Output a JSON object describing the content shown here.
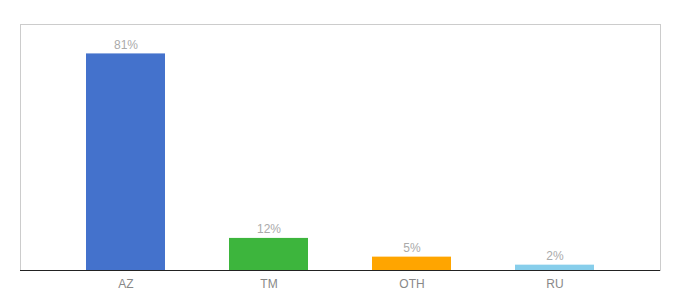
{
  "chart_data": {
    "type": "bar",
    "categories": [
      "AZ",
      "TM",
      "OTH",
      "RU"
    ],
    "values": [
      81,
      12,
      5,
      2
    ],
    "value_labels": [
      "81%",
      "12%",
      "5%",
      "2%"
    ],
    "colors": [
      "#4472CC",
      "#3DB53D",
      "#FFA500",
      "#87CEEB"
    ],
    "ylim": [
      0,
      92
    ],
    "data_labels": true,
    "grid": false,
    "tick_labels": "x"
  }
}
==
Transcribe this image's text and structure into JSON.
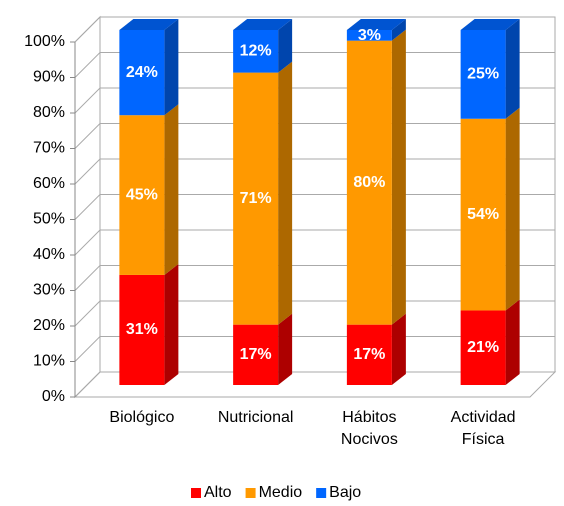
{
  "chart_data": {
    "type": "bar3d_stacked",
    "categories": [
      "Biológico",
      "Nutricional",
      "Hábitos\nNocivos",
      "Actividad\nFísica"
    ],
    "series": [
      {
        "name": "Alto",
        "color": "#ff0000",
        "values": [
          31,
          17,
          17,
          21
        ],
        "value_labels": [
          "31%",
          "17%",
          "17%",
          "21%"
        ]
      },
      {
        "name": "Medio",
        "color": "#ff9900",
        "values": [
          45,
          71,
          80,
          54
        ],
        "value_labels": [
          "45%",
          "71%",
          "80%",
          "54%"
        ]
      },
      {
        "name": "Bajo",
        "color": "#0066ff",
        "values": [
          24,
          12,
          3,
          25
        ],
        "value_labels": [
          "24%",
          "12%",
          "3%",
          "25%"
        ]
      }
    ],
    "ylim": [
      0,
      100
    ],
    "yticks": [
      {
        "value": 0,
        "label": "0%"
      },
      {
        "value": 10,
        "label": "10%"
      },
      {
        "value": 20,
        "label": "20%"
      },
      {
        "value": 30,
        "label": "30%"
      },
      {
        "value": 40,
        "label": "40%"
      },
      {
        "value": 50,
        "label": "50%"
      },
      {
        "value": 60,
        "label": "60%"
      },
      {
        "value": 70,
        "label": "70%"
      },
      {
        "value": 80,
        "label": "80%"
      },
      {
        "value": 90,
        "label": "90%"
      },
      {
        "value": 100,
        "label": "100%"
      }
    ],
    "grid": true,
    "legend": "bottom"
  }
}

WHAT YOU HAVE TO DO — Gather each line of the records holding the string "JSON".

FINISHED ANSWER —
Output a JSON object describing the content shown here.
Transcribe this image's text and structure into JSON.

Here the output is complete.